Exercise instructions:
[1] Reproduce the portion of the SVG projection text that opens with the words containing "Alright let’s go" and closes with "source code here!".
[2] Name each stage of the progression that the SVG projection text walks through, with the count it gives for that stage.
[3] Condense the paragraph of the SVG projection text beginning "I’m excited to flesh out this 3D renderer" into a single shorter sentence.

--- START Text segment ---

Ok here’s our starting point, 2 subdivisions, the 2 checkboard images with affine transformations.

Oof, looks like it has some kind of bulge, let’s see it with 4 subdivisions!

Looks a bit rough (literally, it looks like it is not a flat surface). Let’s keep going!

Alright let’s go to the end, we want it to look flat!!

At around 512 images, it’s really hard to tell the difference. Awesome! We did image projection without any rasterization! Here’s an animated version that incorporates a fix from an HN commenter (thanks Masterjun!)

Now for the exciting part: The SVG isn’t that big! Because we can use the `defs` of the SVG to avoid repeating the image, we only need to define each clip path!

Here’s a table of the file size as you increase subdivisions. I _think_ some differences in the matrix calculation account for the somewhat weird scaling.

The math is fun but in the age of AI, below our pay-grade! You can check out the full source code here!

I’m excited to flesh out this 3D renderer because 3D SVGs can make great artifacts on GitHub, we want to make it so that people can easily review changes to circuit boards made with tscircuit in pull requests.

I hope you enjoyed this neat little 3D trick! Back to coding…

Edit: A fine HN user found a bug in the projection (thank you Masterjun and badmintonbaseba!) the code now correctly finds the subdivided triangle’s affine transformations properly!

--- END Text segment ---
--- START Recorded data ---

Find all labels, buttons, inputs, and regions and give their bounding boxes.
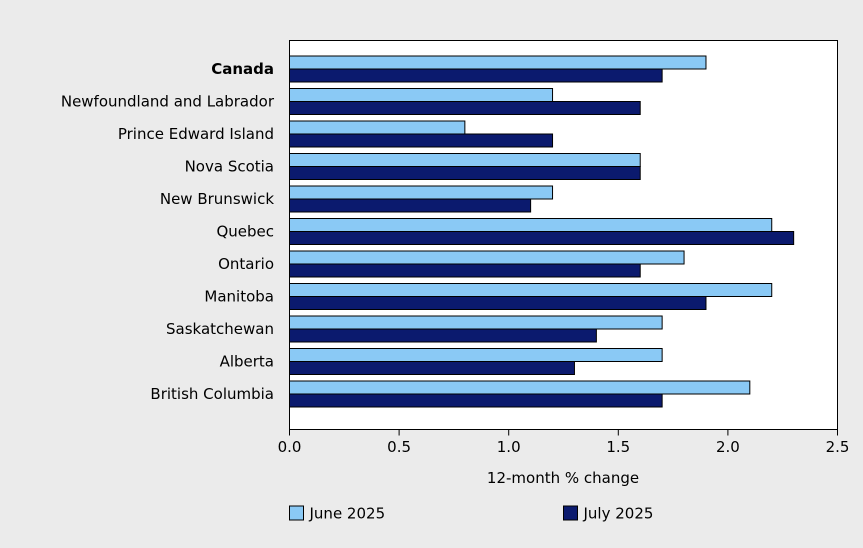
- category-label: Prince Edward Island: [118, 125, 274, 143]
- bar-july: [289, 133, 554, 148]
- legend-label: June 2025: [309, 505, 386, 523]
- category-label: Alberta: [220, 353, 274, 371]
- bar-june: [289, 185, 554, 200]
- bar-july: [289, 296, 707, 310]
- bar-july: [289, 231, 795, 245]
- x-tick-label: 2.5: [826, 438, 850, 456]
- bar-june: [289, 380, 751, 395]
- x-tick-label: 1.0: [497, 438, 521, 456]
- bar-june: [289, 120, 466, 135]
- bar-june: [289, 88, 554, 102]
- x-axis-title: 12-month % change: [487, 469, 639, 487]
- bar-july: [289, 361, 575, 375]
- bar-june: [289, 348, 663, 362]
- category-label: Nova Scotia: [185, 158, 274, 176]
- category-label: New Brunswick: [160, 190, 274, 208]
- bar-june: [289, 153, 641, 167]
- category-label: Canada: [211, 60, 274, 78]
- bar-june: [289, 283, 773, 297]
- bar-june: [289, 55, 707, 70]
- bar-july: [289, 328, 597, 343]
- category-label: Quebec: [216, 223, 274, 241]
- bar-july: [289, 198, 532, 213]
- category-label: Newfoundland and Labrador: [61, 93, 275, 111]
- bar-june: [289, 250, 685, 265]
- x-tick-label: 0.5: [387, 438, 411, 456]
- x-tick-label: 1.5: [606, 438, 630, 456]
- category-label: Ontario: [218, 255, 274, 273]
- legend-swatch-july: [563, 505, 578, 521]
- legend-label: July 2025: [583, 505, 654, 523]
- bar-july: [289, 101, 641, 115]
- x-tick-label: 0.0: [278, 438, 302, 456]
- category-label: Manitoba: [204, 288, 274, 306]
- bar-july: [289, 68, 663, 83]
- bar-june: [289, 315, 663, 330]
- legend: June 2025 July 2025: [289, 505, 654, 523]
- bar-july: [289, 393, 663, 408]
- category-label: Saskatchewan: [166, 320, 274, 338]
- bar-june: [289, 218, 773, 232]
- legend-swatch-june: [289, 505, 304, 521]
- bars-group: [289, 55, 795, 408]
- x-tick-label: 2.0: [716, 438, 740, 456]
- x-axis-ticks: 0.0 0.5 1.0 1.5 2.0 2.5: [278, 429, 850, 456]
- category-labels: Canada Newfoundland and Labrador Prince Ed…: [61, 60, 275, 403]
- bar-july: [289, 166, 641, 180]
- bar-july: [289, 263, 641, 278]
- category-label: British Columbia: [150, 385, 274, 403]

--- END Recorded data ---

Expected outputs:
[1]
Alright let’s go to the end, we want it to look flat!!

At around 512 images, it’s really hard to tell the difference. Awesome! We did image projection without any rasterization! Here’s an animated version that incorporates a fix from an HN commenter (thanks Masterjun!)

Now for the exciting part: The SVG isn’t that big! Because we can use the `defs` of the SVG to avoid repeating the image, we only need to define each clip path!

Here’s a table of the file size as you increase subdivisions. I _think_ some differences in the matrix calculation account for the somewhat weird scaling.

The math is fun but in the age of AI, below our pay-grade! You can check out the full source code here!

[2]
2 subdivisions
4 subdivisions
around 512 images

[3] The 3D renderer will be developed further because 3D SVGs work well as GitHub artifacts, letting people easily review changes to tscircuit circuit boards in pull requests.